GOAL OF THE EXERCISE: Copy out every line exactly, passing over the pictures.

————————

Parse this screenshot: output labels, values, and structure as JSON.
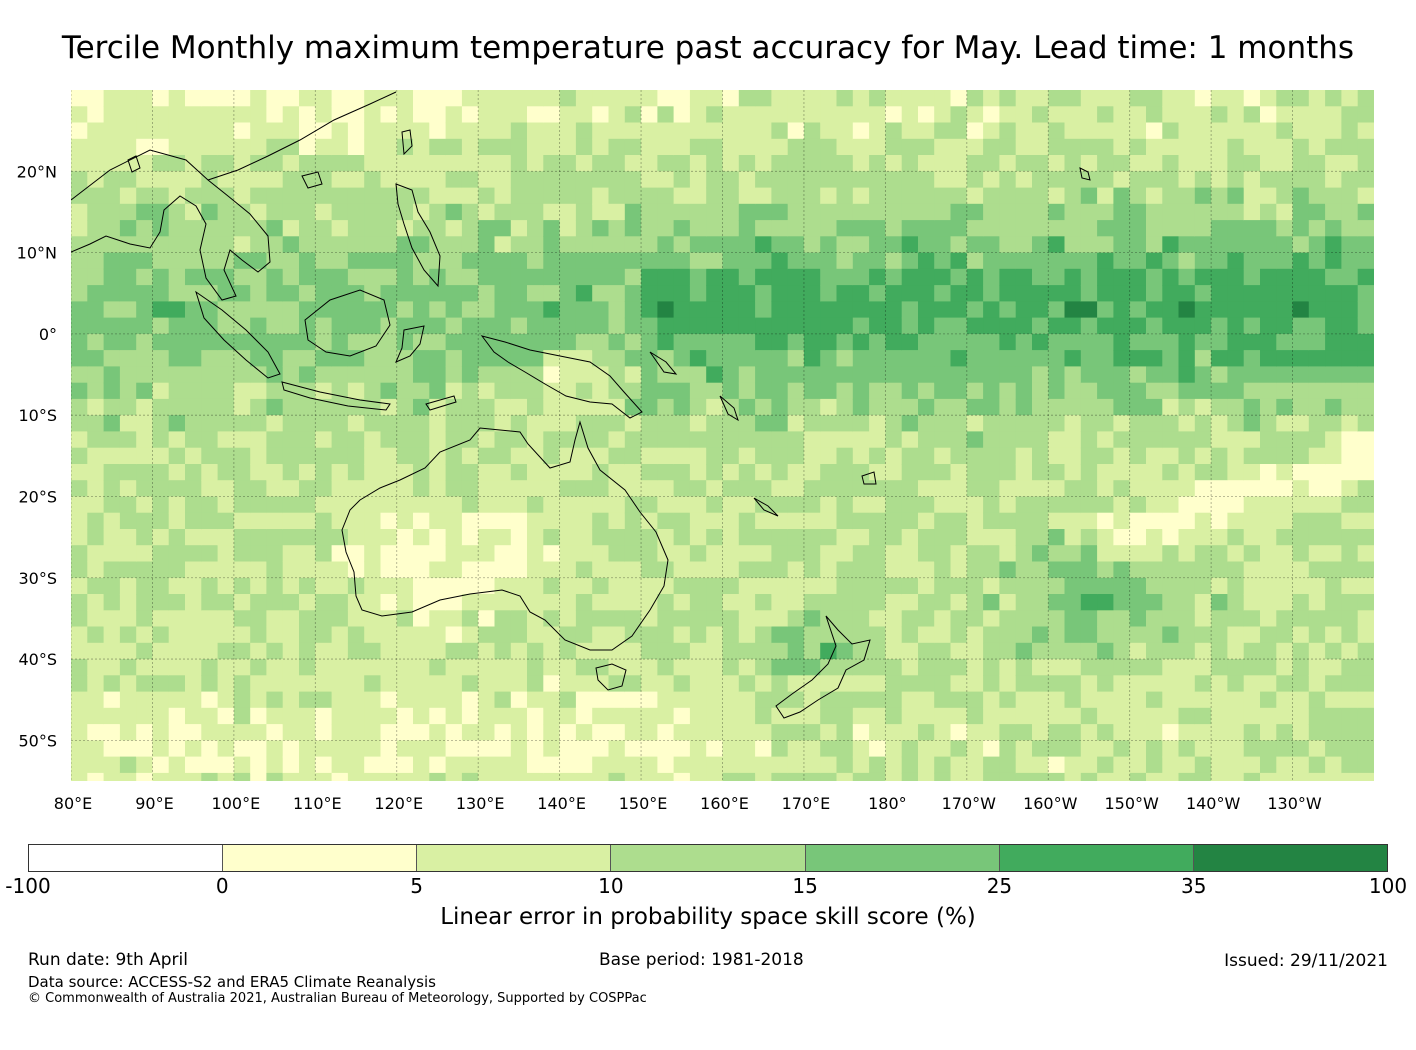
{
  "title": "Tercile Monthly maximum temperature past accuracy for May. Lead time: 1 months",
  "map": {
    "lat_labels": [
      "20°N",
      "10°N",
      "0°",
      "10°S",
      "20°S",
      "30°S",
      "40°S",
      "50°S"
    ],
    "lon_labels": [
      "80°E",
      "90°E",
      "100°E",
      "110°E",
      "120°E",
      "130°E",
      "140°E",
      "150°E",
      "160°E",
      "170°E",
      "180°",
      "170°W",
      "160°W",
      "150°W",
      "140°W",
      "130°W"
    ],
    "extent": {
      "lon_min": 80,
      "lon_max": 240,
      "lat_min": -55,
      "lat_max": 30
    },
    "legend_colors": [
      "#ffffff",
      "#ffffcc",
      "#d9f0a3",
      "#addd8e",
      "#78c679",
      "#41ab5d",
      "#238443"
    ]
  },
  "colorbar": {
    "ticks": [
      "-100",
      "0",
      "5",
      "10",
      "15",
      "25",
      "35",
      "100"
    ],
    "label": "Linear error in probability space skill score (%)"
  },
  "footer": {
    "run_date": "Run date: 9th April",
    "base_period": "Base period: 1981-2018",
    "issued": "Issued: 29/11/2021",
    "data_source": "Data source: ACCESS-S2 and ERA5 Climate Reanalysis",
    "copyright": "© Commonwealth of Australia 2021, Australian Bureau of Meteorology, Supported by COSPPac"
  }
}
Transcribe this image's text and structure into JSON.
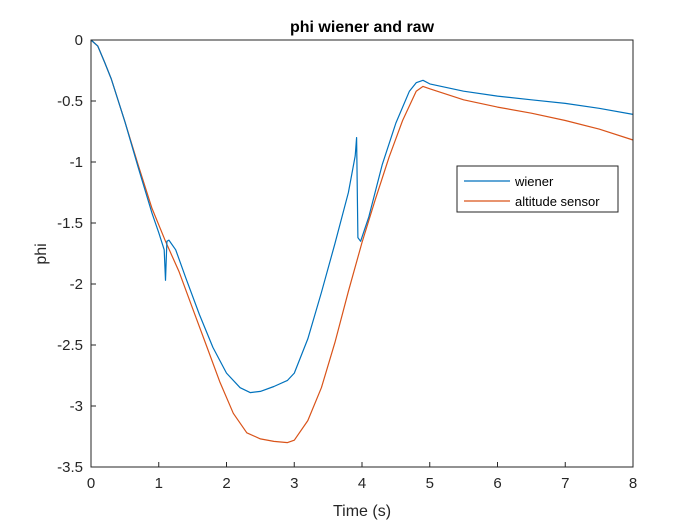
{
  "chart_data": {
    "type": "line",
    "title": "phi wiener and raw",
    "xlabel": "Time (s)",
    "ylabel": "phi",
    "xlim": [
      0,
      8
    ],
    "ylim": [
      -3.5,
      0
    ],
    "xticks": [
      0,
      1,
      2,
      3,
      4,
      5,
      6,
      7,
      8
    ],
    "yticks": [
      0,
      -0.5,
      -1,
      -1.5,
      -2,
      -2.5,
      -3,
      -3.5
    ],
    "xtick_labels": [
      "0",
      "1",
      "2",
      "3",
      "4",
      "5",
      "6",
      "7",
      "8"
    ],
    "ytick_labels": [
      "0",
      "-0.5",
      "-1",
      "-1.5",
      "-2",
      "-2.5",
      "-3",
      "-3.5"
    ],
    "grid": false,
    "legend_position": "right",
    "series": [
      {
        "name": "wiener",
        "color": "#0072bd",
        "x": [
          0,
          0.1,
          0.2,
          0.3,
          0.5,
          0.7,
          0.9,
          1.0,
          1.08,
          1.1,
          1.12,
          1.15,
          1.25,
          1.4,
          1.6,
          1.8,
          2.0,
          2.2,
          2.35,
          2.5,
          2.7,
          2.9,
          3.0,
          3.2,
          3.4,
          3.6,
          3.8,
          3.9,
          3.92,
          3.94,
          3.98,
          4.1,
          4.3,
          4.5,
          4.7,
          4.8,
          4.9,
          5.0,
          5.5,
          6.0,
          6.5,
          7.0,
          7.5,
          8.0
        ],
        "y": [
          0,
          -0.05,
          -0.18,
          -0.32,
          -0.67,
          -1.05,
          -1.42,
          -1.58,
          -1.72,
          -1.97,
          -1.65,
          -1.64,
          -1.72,
          -1.95,
          -2.25,
          -2.52,
          -2.73,
          -2.85,
          -2.89,
          -2.88,
          -2.84,
          -2.79,
          -2.73,
          -2.45,
          -2.07,
          -1.67,
          -1.25,
          -0.95,
          -0.8,
          -1.62,
          -1.65,
          -1.45,
          -1.02,
          -0.68,
          -0.42,
          -0.35,
          -0.33,
          -0.36,
          -0.42,
          -0.46,
          -0.49,
          -0.52,
          -0.56,
          -0.61
        ]
      },
      {
        "name": "altitude sensor",
        "color": "#d95319",
        "x": [
          0,
          0.1,
          0.2,
          0.3,
          0.5,
          0.7,
          0.9,
          1.1,
          1.3,
          1.5,
          1.7,
          1.9,
          2.1,
          2.3,
          2.5,
          2.7,
          2.9,
          3.0,
          3.2,
          3.4,
          3.6,
          3.8,
          4.0,
          4.2,
          4.4,
          4.6,
          4.8,
          4.9,
          5.0,
          5.5,
          6.0,
          6.5,
          7.0,
          7.5,
          8.0
        ],
        "y": [
          0,
          -0.05,
          -0.18,
          -0.32,
          -0.67,
          -1.03,
          -1.38,
          -1.65,
          -1.9,
          -2.2,
          -2.5,
          -2.8,
          -3.06,
          -3.22,
          -3.27,
          -3.29,
          -3.3,
          -3.28,
          -3.12,
          -2.85,
          -2.48,
          -2.06,
          -1.66,
          -1.3,
          -0.96,
          -0.66,
          -0.42,
          -0.38,
          -0.4,
          -0.49,
          -0.55,
          -0.6,
          -0.66,
          -0.73,
          -0.82
        ]
      }
    ]
  }
}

————————

RESULT FOR THIS EXERCISE:
Parse this screenshot: output labels, values, and structure as JSON.
{
  "title": "Tercile Monthly maximum temperature past accuracy for May. Lead time: 1 months",
  "map": {
    "lat_labels": [
      "20°N",
      "10°N",
      "0°",
      "10°S",
      "20°S",
      "30°S",
      "40°S",
      "50°S"
    ],
    "lon_labels": [
      "80°E",
      "90°E",
      "100°E",
      "110°E",
      "120°E",
      "130°E",
      "140°E",
      "150°E",
      "160°E",
      "170°E",
      "180°",
      "170°W",
      "160°W",
      "150°W",
      "140°W",
      "130°W"
    ],
    "extent": {
      "lon_min": 80,
      "lon_max": 240,
      "lat_min": -55,
      "lat_max": 30
    },
    "legend_colors": [
      "#ffffff",
      "#ffffcc",
      "#d9f0a3",
      "#addd8e",
      "#78c679",
      "#41ab5d",
      "#238443"
    ]
  },
  "colorbar": {
    "ticks": [
      "-100",
      "0",
      "5",
      "10",
      "15",
      "25",
      "35",
      "100"
    ],
    "label": "Linear error in probability space skill score (%)"
  },
  "footer": {
    "run_date": "Run date: 9th April",
    "base_period": "Base period: 1981-2018",
    "issued": "Issued: 29/11/2021",
    "data_source": "Data source: ACCESS-S2 and ERA5 Climate Reanalysis",
    "copyright": "© Commonwealth of Australia 2021, Australian Bureau of Meteorology, Supported by COSPPac"
  }
}
Transcribe this image's text and structure into JSON.
{
  "chart_data": {
    "type": "line",
    "title": "phi wiener and raw",
    "xlabel": "Time (s)",
    "ylabel": "phi",
    "xlim": [
      0,
      8
    ],
    "ylim": [
      -3.5,
      0
    ],
    "xticks": [
      0,
      1,
      2,
      3,
      4,
      5,
      6,
      7,
      8
    ],
    "yticks": [
      0,
      -0.5,
      -1,
      -1.5,
      -2,
      -2.5,
      -3,
      -3.5
    ],
    "xtick_labels": [
      "0",
      "1",
      "2",
      "3",
      "4",
      "5",
      "6",
      "7",
      "8"
    ],
    "ytick_labels": [
      "0",
      "-0.5",
      "-1",
      "-1.5",
      "-2",
      "-2.5",
      "-3",
      "-3.5"
    ],
    "grid": false,
    "legend_position": "right",
    "series": [
      {
        "name": "wiener",
        "color": "#0072bd",
        "x": [
          0,
          0.1,
          0.2,
          0.3,
          0.5,
          0.7,
          0.9,
          1.0,
          1.08,
          1.1,
          1.12,
          1.15,
          1.25,
          1.4,
          1.6,
          1.8,
          2.0,
          2.2,
          2.35,
          2.5,
          2.7,
          2.9,
          3.0,
          3.2,
          3.4,
          3.6,
          3.8,
          3.9,
          3.92,
          3.94,
          3.98,
          4.1,
          4.3,
          4.5,
          4.7,
          4.8,
          4.9,
          5.0,
          5.5,
          6.0,
          6.5,
          7.0,
          7.5,
          8.0
        ],
        "y": [
          0,
          -0.05,
          -0.18,
          -0.32,
          -0.67,
          -1.05,
          -1.42,
          -1.58,
          -1.72,
          -1.97,
          -1.65,
          -1.64,
          -1.72,
          -1.95,
          -2.25,
          -2.52,
          -2.73,
          -2.85,
          -2.89,
          -2.88,
          -2.84,
          -2.79,
          -2.73,
          -2.45,
          -2.07,
          -1.67,
          -1.25,
          -0.95,
          -0.8,
          -1.62,
          -1.65,
          -1.45,
          -1.02,
          -0.68,
          -0.42,
          -0.35,
          -0.33,
          -0.36,
          -0.42,
          -0.46,
          -0.49,
          -0.52,
          -0.56,
          -0.61
        ]
      },
      {
        "name": "altitude sensor",
        "color": "#d95319",
        "x": [
          0,
          0.1,
          0.2,
          0.3,
          0.5,
          0.7,
          0.9,
          1.1,
          1.3,
          1.5,
          1.7,
          1.9,
          2.1,
          2.3,
          2.5,
          2.7,
          2.9,
          3.0,
          3.2,
          3.4,
          3.6,
          3.8,
          4.0,
          4.2,
          4.4,
          4.6,
          4.8,
          4.9,
          5.0,
          5.5,
          6.0,
          6.5,
          7.0,
          7.5,
          8.0
        ],
        "y": [
          0,
          -0.05,
          -0.18,
          -0.32,
          -0.67,
          -1.03,
          -1.38,
          -1.65,
          -1.9,
          -2.2,
          -2.5,
          -2.8,
          -3.06,
          -3.22,
          -3.27,
          -3.29,
          -3.3,
          -3.28,
          -3.12,
          -2.85,
          -2.48,
          -2.06,
          -1.66,
          -1.3,
          -0.96,
          -0.66,
          -0.42,
          -0.38,
          -0.4,
          -0.49,
          -0.55,
          -0.6,
          -0.66,
          -0.73,
          -0.82
        ]
      }
    ]
  }
}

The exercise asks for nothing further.